---------- Records supplied

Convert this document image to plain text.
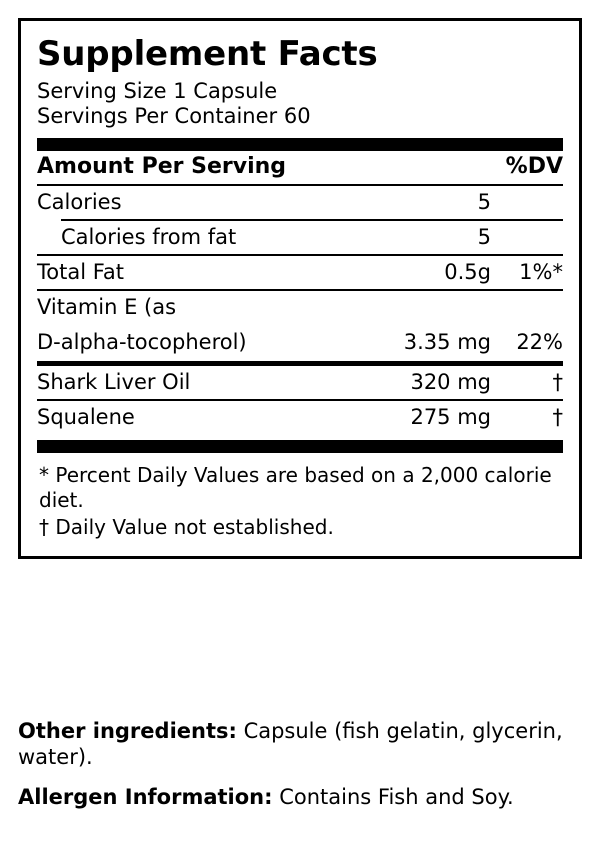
Supplement Facts
Serving Size 1 Capsule
Servings Per Container 60
Amount Per Serving	%DV
Calories	5
Calories from fat	5
Total Fat	0.5g	1%*
Vitamin E (as
D-alpha-tocopherol)	3.35 mg	22%
Shark Liver Oil	320 mg	†
Squalene	275 mg	†
* Percent Daily Values are based on a 2,000 calorie diet.
† Daily Value not established.
Other ingredients: Capsule (fish gelatin, glycerin, water).
Allergen Information: Contains Fish and Soy.
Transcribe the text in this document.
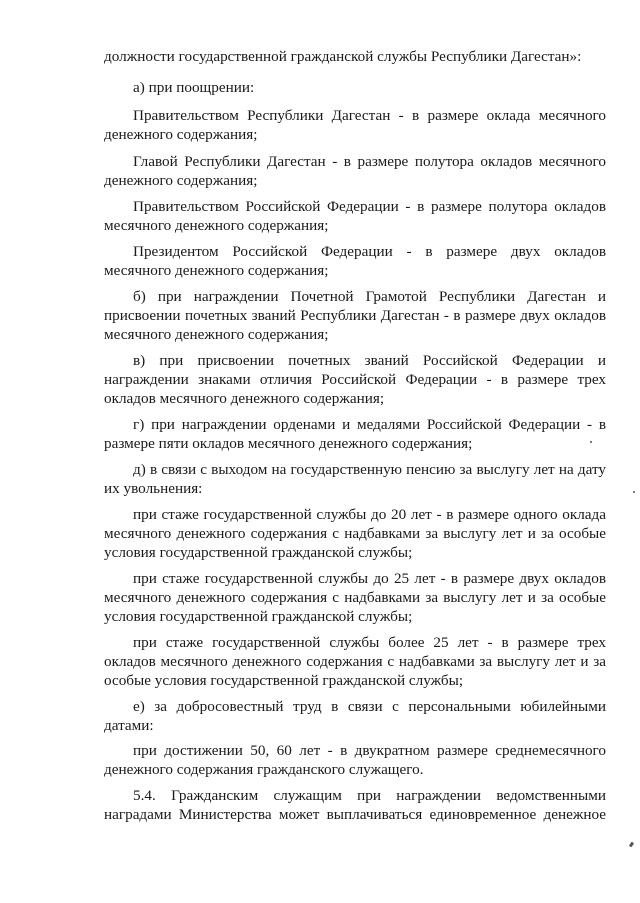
должности государственной гражданской службы Республики Дагестан»:

а) при поощрении:

Правительством Республики Дагестан - в размере оклада месячного денежного содержания;

Главой Республики Дагестан - в размере полутора окладов месячного денежного содержания;

Правительством Российской Федерации - в размере полутора окладов месячного денежного содержания;

Президентом Российской Федерации - в размере двух окладов месячного денежного содержания;

б) при награждении Почетной Грамотой Республики Дагестан и присвоении почетных званий Республики Дагестан - в размере двух окладов месячного денежного содержания;

в) при присвоении почетных званий Российской Федерации и награждении знаками отличия Российской Федерации - в размере трех окладов месячного денежного содержания;

г) при награждении орденами и медалями Российской Федерации - в размере пяти окладов месячного денежного содержания;

д) в связи с выходом на государственную пенсию за выслугу лет на дату их увольнения:

при стаже государственной службы до 20 лет - в размере одного оклада месячного денежного содержания с надбавками за выслугу лет и за особые условия государственной гражданской службы;

при стаже государственной службы до 25 лет - в размере двух окладов месячного денежного содержания с надбавками за выслугу лет и за особые условия государственной гражданской службы;

при стаже государственной службы более 25 лет - в размере трех окладов месячного денежного содержания с надбавками за выслугу лет и за особые условия государственной гражданской службы;

е) за добросовестный труд в связи с персональными юбилейными датами:

при достижении 50, 60 лет - в двукратном размере среднемесячного денежного содержания гражданского служащего.

5.4. Гражданским служащим при награждении ведомственными наградами Министерства может выплачиваться единовременное денежное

--------------------

Short task:
Could you repeat all of the material exactly? Pictures should not be copied.

Exercise answer:
Convert this document image to plain text.
Supplement Facts
Serving Size 1 Capsule
Servings Per Container 60
Amount Per Serving	%DV
Calories	5
Calories from fat	5
Total Fat	0.5g	1%*
Vitamin E (as
D-alpha-tocopherol)	3.35 mg	22%
Shark Liver Oil	320 mg	†
Squalene	275 mg	†
* Percent Daily Values are based on a 2,000 calorie diet.
† Daily Value not established.
Other ingredients: Capsule (fish gelatin, glycerin, water).
Allergen Information: Contains Fish and Soy.
Transcribe the text in this document.
должности государственной гражданской службы Республики Дагестан»:

а) при поощрении:

Правительством Республики Дагестан - в размере оклада месячного денежного содержания;

Главой Республики Дагестан - в размере полутора окладов месячного денежного содержания;

Правительством Российской Федерации - в размере полутора окладов месячного денежного содержания;

Президентом Российской Федерации - в размере двух окладов месячного денежного содержания;

б) при награждении Почетной Грамотой Республики Дагестан и присвоении почетных званий Республики Дагестан - в размере двух окладов месячного денежного содержания;

в) при присвоении почетных званий Российской Федерации и награждении знаками отличия Российской Федерации - в размере трех окладов месячного денежного содержания;

г) при награждении орденами и медалями Российской Федерации - в размере пяти окладов месячного денежного содержания;

д) в связи с выходом на государственную пенсию за выслугу лет на дату их увольнения:

при стаже государственной службы до 20 лет - в размере одного оклада месячного денежного содержания с надбавками за выслугу лет и за особые условия государственной гражданской службы;

при стаже государственной службы до 25 лет - в размере двух окладов месячного денежного содержания с надбавками за выслугу лет и за особые условия государственной гражданской службы;

при стаже государственной службы более 25 лет - в размере трех окладов месячного денежного содержания с надбавками за выслугу лет и за особые условия государственной гражданской службы;

е) за добросовестный труд в связи с персональными юбилейными датами:

при достижении 50, 60 лет - в двукратном размере среднемесячного денежного содержания гражданского служащего.

5.4. Гражданским служащим при награждении ведомственными наградами Министерства может выплачиваться единовременное денежное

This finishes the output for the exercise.